'''

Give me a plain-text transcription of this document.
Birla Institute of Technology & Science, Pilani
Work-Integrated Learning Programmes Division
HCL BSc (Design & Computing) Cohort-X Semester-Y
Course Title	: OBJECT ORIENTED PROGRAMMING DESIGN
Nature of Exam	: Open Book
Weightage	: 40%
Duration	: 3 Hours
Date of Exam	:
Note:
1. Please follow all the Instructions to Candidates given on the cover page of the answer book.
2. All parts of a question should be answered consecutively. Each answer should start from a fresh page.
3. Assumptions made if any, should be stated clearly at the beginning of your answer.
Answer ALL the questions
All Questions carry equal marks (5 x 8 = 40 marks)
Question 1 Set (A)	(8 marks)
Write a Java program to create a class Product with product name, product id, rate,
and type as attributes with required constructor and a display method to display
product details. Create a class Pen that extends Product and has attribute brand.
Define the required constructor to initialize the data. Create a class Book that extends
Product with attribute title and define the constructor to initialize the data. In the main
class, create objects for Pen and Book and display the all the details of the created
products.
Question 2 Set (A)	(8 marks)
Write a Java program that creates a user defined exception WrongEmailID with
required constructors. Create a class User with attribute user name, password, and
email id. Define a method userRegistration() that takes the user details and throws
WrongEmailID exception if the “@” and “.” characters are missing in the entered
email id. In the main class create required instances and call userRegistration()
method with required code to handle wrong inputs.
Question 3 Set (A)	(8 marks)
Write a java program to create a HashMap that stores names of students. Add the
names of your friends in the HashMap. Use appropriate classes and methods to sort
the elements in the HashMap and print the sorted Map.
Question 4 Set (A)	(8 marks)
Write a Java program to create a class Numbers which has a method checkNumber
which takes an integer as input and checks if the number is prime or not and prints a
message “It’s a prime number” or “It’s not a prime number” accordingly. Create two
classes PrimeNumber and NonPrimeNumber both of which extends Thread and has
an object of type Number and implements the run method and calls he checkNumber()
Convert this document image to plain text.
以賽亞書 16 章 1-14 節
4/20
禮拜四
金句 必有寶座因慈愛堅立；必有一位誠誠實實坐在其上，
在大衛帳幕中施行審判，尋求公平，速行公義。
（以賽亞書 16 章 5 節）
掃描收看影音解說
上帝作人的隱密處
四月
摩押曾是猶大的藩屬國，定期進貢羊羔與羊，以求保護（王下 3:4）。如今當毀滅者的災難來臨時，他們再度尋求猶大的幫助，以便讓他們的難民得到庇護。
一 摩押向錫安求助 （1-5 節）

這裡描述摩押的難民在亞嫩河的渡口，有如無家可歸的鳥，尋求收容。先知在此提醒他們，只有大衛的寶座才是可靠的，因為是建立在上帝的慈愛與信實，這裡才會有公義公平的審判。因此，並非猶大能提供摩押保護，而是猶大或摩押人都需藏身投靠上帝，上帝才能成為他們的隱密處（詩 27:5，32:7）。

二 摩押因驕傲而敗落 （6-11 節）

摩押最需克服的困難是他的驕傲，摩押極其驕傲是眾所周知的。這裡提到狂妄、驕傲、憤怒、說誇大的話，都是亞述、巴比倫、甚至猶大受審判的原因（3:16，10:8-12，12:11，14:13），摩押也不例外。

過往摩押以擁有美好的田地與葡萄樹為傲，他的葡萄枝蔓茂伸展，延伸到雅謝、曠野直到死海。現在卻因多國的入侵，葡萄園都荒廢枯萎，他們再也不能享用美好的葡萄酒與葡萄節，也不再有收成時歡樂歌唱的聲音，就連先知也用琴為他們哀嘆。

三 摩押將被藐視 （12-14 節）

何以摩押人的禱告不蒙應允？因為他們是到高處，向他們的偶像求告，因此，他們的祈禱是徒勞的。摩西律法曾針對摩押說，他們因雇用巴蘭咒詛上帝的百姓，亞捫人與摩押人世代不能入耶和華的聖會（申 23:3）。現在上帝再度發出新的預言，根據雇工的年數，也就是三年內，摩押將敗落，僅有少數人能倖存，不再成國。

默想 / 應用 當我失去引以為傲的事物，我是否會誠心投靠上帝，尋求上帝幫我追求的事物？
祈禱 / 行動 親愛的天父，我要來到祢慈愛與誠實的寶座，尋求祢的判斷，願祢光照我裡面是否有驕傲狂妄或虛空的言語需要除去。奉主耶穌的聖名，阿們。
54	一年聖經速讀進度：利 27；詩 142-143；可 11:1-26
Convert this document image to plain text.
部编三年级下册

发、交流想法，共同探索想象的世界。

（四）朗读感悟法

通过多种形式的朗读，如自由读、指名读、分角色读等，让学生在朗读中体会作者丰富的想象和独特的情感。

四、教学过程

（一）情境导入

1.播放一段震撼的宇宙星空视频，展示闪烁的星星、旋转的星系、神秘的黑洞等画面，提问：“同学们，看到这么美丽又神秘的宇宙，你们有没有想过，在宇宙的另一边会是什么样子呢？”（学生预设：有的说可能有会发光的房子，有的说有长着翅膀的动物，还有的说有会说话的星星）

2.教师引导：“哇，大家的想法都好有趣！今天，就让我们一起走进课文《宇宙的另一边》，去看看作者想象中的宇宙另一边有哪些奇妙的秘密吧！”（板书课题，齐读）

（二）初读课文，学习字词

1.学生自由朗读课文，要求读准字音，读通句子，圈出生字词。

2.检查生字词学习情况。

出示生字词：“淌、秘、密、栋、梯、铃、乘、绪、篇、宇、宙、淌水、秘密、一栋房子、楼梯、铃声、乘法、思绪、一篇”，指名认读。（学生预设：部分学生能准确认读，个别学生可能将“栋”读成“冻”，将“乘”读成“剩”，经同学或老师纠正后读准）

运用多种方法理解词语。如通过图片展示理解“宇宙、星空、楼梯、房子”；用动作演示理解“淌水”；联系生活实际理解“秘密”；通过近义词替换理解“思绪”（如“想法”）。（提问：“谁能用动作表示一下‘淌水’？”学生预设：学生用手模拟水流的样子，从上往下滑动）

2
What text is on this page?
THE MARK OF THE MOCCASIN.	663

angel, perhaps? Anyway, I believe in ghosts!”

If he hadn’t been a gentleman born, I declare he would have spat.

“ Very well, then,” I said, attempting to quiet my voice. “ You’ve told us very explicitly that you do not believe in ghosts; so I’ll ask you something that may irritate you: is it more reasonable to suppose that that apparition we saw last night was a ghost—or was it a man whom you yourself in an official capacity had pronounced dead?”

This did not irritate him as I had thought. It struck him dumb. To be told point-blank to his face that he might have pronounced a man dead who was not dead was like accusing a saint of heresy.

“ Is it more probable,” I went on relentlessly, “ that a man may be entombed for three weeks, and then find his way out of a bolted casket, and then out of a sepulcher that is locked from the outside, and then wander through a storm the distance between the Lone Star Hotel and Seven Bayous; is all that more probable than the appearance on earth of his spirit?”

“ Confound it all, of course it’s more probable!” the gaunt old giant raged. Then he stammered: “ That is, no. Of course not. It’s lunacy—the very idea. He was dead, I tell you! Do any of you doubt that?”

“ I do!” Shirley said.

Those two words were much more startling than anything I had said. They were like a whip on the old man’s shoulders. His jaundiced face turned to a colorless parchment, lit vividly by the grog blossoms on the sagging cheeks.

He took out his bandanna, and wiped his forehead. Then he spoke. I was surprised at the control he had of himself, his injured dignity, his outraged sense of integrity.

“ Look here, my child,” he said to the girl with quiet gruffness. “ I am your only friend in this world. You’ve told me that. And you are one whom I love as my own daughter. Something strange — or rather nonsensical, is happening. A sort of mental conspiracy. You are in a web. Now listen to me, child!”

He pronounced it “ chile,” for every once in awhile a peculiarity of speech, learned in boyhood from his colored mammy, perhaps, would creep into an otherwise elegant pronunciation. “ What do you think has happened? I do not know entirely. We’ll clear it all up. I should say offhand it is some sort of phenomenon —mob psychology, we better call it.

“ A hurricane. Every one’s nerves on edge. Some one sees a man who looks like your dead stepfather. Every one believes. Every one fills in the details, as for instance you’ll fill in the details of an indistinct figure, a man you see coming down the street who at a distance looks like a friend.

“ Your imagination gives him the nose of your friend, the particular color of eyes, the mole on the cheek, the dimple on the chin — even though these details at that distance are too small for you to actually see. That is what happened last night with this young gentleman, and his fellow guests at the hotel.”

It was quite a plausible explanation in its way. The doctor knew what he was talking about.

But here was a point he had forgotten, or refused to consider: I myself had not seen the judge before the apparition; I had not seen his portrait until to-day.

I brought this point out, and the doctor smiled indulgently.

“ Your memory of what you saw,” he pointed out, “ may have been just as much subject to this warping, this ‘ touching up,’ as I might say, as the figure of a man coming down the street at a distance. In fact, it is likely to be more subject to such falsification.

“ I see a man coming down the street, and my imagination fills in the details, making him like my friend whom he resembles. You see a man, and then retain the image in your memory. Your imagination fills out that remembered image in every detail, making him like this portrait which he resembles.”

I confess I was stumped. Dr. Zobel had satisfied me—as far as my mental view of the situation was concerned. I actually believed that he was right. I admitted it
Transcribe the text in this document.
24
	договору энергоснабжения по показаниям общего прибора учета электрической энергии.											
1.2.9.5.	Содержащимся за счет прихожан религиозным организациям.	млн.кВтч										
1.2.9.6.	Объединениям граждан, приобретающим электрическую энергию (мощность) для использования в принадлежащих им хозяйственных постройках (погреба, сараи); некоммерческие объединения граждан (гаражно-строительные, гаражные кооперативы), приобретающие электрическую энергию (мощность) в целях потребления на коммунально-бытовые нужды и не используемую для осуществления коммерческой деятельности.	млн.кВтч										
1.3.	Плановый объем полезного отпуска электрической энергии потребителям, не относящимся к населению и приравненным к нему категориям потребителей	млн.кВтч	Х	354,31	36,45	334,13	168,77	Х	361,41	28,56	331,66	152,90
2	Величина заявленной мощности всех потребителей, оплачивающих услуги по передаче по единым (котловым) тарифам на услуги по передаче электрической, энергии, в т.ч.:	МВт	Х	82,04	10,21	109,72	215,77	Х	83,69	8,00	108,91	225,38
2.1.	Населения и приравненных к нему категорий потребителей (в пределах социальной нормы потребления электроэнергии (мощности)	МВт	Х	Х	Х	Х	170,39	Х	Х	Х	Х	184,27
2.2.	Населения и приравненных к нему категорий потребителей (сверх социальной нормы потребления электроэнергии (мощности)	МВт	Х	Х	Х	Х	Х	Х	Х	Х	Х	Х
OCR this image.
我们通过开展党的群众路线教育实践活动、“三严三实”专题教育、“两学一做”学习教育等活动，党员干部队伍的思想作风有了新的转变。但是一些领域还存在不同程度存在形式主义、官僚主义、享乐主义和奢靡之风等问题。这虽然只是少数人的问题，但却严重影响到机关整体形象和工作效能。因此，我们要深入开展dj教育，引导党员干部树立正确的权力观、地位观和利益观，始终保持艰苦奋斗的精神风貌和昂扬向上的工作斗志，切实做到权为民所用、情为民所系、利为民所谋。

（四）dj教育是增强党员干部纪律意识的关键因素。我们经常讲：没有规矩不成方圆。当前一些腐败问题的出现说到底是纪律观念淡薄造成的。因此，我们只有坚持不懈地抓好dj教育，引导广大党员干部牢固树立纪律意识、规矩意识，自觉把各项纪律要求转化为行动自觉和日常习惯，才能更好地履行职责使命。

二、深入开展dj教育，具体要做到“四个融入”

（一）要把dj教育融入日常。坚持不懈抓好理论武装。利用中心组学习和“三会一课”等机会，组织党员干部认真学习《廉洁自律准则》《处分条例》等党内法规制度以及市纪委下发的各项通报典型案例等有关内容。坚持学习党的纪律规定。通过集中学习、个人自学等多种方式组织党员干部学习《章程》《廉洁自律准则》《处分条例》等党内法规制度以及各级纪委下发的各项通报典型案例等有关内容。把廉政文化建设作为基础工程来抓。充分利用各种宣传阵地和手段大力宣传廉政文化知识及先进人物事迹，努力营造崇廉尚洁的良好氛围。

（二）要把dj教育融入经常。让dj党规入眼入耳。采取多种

'''

(Instructions for the task):
Using the listing above, pick out each line that contains the word "portrait", then copy it.

(Answer):
But here was a point he had forgotten, or refused to consider: I myself had not seen the judge before the apparition; I had not seen his portrait until to-day.
“ I see a man coming down the street, and my imagination fills in the details, making him like my friend whom he resembles. You see a man, and then retain the image in your memory. Your imagination fills out that remembered image in every detail, making him like this portrait which he resembles.”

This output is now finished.